Required task | Give every line in the records below as a numbered list, and leave out any blank lines.

--- Start of Material for this task ---

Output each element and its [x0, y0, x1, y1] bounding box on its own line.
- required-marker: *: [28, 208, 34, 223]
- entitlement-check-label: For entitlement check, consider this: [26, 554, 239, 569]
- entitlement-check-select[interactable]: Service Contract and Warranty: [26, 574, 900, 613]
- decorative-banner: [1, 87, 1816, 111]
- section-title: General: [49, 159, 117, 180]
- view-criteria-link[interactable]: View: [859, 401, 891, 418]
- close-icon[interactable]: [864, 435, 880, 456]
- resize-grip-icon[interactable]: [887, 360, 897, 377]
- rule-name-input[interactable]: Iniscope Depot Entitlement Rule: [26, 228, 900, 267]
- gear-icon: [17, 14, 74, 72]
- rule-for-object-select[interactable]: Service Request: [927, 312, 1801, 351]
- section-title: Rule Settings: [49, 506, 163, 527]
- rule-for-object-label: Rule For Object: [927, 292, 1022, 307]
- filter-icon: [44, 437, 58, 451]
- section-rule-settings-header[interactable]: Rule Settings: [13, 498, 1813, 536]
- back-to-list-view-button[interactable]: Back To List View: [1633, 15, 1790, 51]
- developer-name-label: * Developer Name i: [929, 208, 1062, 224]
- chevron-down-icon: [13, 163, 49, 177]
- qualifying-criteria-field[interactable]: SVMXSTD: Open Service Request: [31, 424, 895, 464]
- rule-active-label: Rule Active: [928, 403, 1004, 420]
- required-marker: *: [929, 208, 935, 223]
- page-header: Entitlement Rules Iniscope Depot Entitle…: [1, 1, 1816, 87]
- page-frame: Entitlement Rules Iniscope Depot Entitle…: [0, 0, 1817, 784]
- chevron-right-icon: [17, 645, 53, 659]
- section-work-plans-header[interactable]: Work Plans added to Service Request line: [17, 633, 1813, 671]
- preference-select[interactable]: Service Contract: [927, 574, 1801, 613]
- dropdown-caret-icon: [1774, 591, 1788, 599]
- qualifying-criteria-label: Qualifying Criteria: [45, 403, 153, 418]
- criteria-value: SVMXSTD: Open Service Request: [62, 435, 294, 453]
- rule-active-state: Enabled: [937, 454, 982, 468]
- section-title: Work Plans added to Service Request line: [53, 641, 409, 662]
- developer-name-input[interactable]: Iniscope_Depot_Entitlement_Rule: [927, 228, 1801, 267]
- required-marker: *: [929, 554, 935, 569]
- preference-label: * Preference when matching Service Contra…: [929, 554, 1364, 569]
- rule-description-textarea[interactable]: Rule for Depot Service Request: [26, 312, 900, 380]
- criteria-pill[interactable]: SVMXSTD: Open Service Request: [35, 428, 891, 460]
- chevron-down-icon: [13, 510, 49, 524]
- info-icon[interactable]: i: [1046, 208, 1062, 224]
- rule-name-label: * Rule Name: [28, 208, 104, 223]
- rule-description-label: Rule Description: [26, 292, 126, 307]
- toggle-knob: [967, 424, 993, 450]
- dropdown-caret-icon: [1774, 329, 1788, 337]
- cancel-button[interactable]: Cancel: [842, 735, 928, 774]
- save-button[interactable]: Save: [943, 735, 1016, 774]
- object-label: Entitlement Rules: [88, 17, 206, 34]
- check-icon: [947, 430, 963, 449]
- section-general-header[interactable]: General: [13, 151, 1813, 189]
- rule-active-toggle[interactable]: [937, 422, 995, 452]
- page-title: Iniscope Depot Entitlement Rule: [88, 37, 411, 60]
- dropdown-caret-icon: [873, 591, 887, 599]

--- End of Material for this task ---

Response for this exercise |
1. Output each element and its [x0, y0, x1, y1] bounding box on its own line.
2. - required-marker: *: [28, 208, 34, 223]
3. - entitlement-check-label: For entitlement check, consider this: [26, 554, 239, 569]
4. - entitlement-check-select[interactable]: Service Contract and Warranty: [26, 574, 900, 613]
5. - decorative-banner: [1, 87, 1816, 111]
6. - section-title: General: [49, 159, 117, 180]
7. - view-criteria-link[interactable]: View: [859, 401, 891, 418]
8. - close-icon[interactable]: [864, 435, 880, 456]
9. - resize-grip-icon[interactable]: [887, 360, 897, 377]
10. - rule-name-input[interactable]: Iniscope Depot Entitlement Rule: [26, 228, 900, 267]
11. - gear-icon: [17, 14, 74, 72]
12. - rule-for-object-select[interactable]: Service Request: [927, 312, 1801, 351]
13. - section-title: Rule Settings: [49, 506, 163, 527]
14. - rule-for-object-label: Rule For Object: [927, 292, 1022, 307]
15. - filter-icon: [44, 437, 58, 451]
16. - section-rule-settings-header[interactable]: Rule Settings: [13, 498, 1813, 536]
17. - back-to-list-view-button[interactable]: Back To List View: [1633, 15, 1790, 51]
18. - developer-name-label: * Developer Name i: [929, 208, 1062, 224]
19. - chevron-down-icon: [13, 163, 49, 177]
20. - qualifying-criteria-field[interactable]: SVMXSTD: Open Service Request: [31, 424, 895, 464]
21. - rule-active-label: Rule Active: [928, 403, 1004, 420]
22. - required-marker: *: [929, 208, 935, 223]
23. - page-header: Entitlement Rules Iniscope Depot Entitle…: [1, 1, 1816, 87]
24. - page-frame: Entitlement Rules Iniscope Depot Entitle…: [0, 0, 1817, 784]
25. - chevron-right-icon: [17, 645, 53, 659]
26. - section-work-plans-header[interactable]: Work Plans added to Service Request line: [17, 633, 1813, 671]
27. - preference-select[interactable]: Service Contract: [927, 574, 1801, 613]
28. - dropdown-caret-icon: [1774, 591, 1788, 599]
29. - qualifying-criteria-label: Qualifying Criteria: [45, 403, 153, 418]
30. - criteria-value: SVMXSTD: Open Service Request: [62, 435, 294, 453]
31. - rule-active-state: Enabled: [937, 454, 982, 468]
32. - section-title: Work Plans added to Service Request line: [53, 641, 409, 662]
33. - developer-name-input[interactable]: Iniscope_Depot_Entitlement_Rule: [927, 228, 1801, 267]
34. - required-marker: *: [929, 554, 935, 569]
35. - preference-label: * Preference when matching Service Contra…: [929, 554, 1364, 569]
36. - rule-description-textarea[interactable]: Rule for Depot Service Request: [26, 312, 900, 380]
37. - criteria-pill[interactable]: SVMXSTD: Open Service Request: [35, 428, 891, 460]
38. - chevron-down-icon: [13, 510, 49, 524]
39. - info-icon[interactable]: i: [1046, 208, 1062, 224]
40. - rule-name-label: * Rule Name: [28, 208, 104, 223]
41. - rule-description-label: Rule Description: [26, 292, 126, 307]
42. - toggle-knob: [967, 424, 993, 450]
43. - dropdown-caret-icon: [1774, 329, 1788, 337]
44. - cancel-button[interactable]: Cancel: [842, 735, 928, 774]
45. - save-button[interactable]: Save: [943, 735, 1016, 774]
46. - object-label: Entitlement Rules: [88, 17, 206, 34]
47. - check-icon: [947, 430, 963, 449]
48. - section-general-header[interactable]: General: [13, 151, 1813, 189]
49. - rule-active-toggle[interactable]: [937, 422, 995, 452]
50. - page-title: Iniscope Depot Entitlement Rule: [88, 37, 411, 60]
51. - dropdown-caret-icon: [873, 591, 887, 599]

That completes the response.